- **Given task**: Pull out each line of the data that includes the word "JSON".

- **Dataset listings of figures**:

※ ※ ※

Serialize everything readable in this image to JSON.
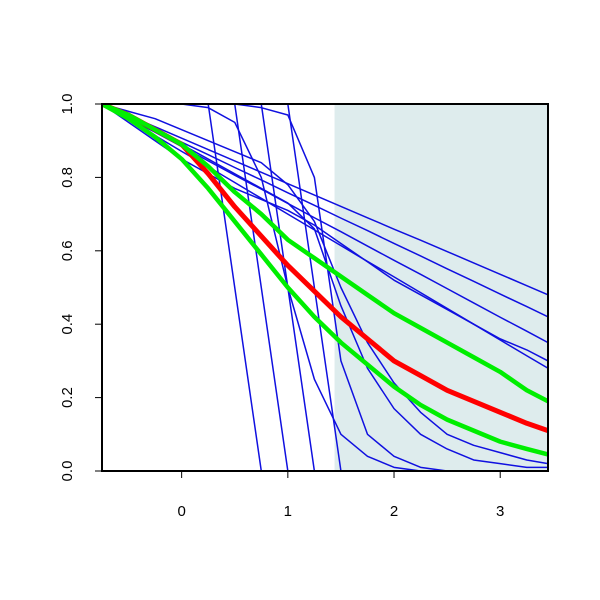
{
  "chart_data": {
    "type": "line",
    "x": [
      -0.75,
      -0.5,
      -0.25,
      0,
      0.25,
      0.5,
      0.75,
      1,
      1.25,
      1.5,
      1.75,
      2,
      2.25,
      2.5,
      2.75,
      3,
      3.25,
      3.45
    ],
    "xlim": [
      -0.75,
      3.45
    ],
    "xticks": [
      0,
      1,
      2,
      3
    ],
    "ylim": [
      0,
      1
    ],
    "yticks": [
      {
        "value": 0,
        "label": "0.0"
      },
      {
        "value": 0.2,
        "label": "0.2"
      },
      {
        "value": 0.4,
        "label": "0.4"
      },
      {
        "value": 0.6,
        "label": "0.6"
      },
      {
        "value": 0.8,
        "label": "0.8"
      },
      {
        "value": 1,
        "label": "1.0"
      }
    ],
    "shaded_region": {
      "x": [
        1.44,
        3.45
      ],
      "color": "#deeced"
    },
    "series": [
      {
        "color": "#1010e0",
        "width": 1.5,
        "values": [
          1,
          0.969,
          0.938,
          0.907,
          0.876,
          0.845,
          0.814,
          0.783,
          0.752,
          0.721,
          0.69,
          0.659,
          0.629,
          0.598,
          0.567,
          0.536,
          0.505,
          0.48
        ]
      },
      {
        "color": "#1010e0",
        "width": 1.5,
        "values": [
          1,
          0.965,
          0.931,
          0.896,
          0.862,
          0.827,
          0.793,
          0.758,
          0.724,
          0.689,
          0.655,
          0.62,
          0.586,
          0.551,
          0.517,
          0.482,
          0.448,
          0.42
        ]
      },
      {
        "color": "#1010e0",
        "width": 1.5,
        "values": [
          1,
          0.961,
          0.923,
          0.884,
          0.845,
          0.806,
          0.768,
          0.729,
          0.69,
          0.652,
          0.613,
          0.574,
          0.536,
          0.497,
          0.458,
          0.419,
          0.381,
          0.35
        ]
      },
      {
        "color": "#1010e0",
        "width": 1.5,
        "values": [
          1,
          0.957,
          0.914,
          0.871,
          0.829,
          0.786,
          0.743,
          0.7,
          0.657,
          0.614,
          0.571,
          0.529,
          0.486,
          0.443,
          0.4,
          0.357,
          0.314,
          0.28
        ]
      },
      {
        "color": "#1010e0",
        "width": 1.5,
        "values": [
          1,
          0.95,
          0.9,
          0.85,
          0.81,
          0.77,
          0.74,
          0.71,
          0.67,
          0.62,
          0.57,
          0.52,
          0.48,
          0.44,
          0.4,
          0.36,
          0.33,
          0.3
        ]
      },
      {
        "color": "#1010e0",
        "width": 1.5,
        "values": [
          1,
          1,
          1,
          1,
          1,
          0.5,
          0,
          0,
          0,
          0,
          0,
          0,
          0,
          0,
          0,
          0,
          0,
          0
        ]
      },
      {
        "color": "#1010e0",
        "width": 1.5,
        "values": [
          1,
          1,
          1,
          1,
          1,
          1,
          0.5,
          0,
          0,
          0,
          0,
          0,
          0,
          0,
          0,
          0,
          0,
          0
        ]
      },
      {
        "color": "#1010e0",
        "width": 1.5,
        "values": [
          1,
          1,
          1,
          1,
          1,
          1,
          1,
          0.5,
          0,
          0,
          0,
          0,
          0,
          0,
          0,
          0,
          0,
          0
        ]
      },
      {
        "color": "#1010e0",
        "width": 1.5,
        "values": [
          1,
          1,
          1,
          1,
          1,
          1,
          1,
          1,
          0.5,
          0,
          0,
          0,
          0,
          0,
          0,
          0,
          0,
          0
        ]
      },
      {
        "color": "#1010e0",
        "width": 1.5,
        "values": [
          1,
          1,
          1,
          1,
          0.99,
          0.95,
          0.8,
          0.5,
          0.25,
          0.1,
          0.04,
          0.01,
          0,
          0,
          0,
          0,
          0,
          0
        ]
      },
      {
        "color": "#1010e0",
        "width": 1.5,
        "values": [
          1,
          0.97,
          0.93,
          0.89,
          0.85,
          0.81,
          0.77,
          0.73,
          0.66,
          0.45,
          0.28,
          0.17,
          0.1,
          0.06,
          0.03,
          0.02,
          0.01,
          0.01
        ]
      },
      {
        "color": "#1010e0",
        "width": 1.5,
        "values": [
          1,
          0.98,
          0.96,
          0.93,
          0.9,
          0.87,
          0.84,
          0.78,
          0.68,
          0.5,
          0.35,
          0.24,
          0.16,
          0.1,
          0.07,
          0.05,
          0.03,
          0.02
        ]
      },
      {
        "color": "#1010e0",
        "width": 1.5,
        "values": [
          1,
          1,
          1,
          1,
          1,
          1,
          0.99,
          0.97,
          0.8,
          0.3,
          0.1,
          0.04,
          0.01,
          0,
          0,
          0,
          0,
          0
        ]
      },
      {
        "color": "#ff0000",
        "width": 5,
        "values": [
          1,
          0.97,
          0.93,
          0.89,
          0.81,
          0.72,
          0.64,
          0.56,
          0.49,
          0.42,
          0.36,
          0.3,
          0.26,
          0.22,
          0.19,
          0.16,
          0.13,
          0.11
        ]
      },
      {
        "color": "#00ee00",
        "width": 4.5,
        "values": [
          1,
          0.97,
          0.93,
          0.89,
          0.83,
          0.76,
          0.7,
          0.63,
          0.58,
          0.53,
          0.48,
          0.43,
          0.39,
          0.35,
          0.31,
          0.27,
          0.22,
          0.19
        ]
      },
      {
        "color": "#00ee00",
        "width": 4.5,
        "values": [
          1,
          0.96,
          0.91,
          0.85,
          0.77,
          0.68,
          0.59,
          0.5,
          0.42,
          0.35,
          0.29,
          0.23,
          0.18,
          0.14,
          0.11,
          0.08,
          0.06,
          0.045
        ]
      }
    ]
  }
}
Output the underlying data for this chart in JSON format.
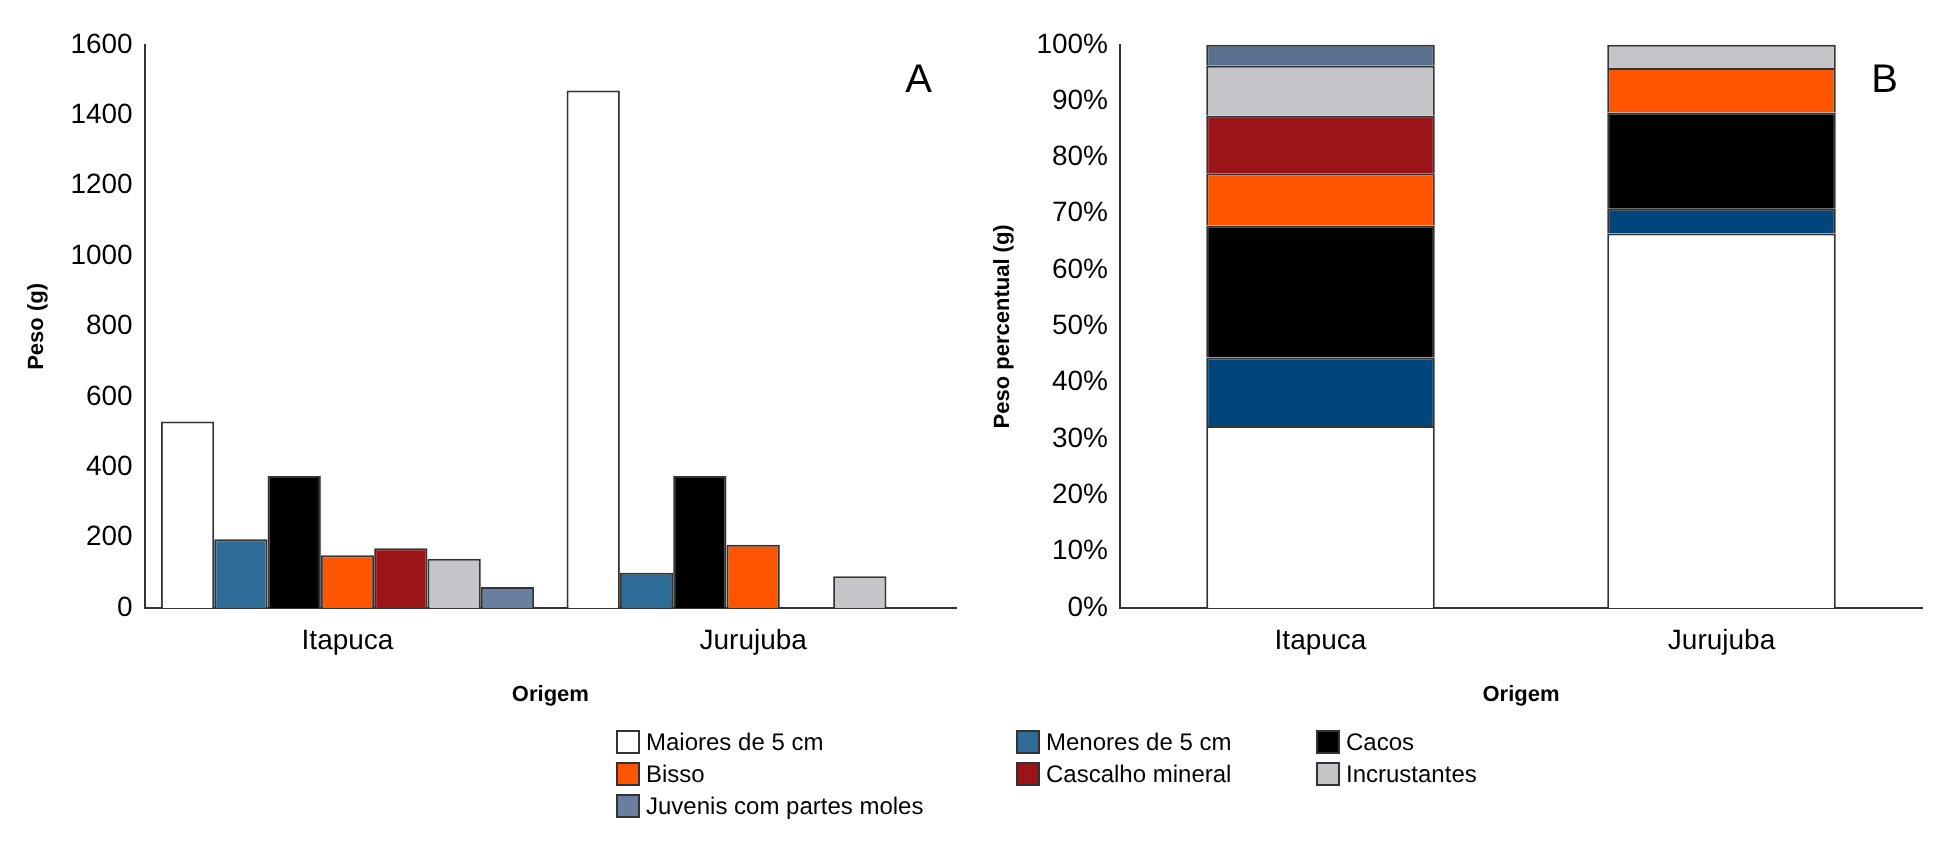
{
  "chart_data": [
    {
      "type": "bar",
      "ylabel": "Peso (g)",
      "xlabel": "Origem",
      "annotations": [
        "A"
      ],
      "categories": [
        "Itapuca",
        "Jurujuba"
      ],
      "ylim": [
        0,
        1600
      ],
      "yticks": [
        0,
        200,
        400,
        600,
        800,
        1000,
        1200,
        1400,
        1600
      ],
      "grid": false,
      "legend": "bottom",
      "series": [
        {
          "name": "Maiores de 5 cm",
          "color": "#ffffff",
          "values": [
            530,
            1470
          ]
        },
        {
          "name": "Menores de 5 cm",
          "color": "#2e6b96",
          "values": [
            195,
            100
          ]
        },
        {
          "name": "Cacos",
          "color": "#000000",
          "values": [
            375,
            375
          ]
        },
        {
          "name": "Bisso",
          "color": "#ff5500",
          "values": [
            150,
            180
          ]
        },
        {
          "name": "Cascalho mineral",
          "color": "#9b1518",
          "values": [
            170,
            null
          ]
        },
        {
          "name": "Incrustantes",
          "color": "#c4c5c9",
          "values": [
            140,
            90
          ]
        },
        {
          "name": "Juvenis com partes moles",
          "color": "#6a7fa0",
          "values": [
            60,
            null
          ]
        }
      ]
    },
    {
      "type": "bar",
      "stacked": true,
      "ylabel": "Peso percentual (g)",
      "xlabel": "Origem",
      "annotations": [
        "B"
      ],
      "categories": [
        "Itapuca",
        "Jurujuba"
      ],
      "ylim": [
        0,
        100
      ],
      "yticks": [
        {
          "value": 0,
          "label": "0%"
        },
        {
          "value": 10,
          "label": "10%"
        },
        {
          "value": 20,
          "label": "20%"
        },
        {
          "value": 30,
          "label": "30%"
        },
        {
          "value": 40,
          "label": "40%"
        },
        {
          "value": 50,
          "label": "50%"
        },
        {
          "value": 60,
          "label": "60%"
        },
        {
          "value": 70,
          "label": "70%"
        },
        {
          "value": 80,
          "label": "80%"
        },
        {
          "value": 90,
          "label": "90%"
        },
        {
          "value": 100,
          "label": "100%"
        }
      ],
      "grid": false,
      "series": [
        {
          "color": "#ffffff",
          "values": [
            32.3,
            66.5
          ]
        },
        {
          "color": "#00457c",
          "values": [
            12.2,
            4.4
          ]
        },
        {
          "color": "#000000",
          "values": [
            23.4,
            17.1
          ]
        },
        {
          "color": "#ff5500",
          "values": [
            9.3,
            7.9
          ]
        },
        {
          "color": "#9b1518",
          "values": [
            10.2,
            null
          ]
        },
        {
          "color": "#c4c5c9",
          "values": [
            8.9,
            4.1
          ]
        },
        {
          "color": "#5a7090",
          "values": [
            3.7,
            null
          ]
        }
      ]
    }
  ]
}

※ ※ ※

- **The solution**:
Serialize everything readable in this image to JSON.
Output the underlying data for this chart in JSON format.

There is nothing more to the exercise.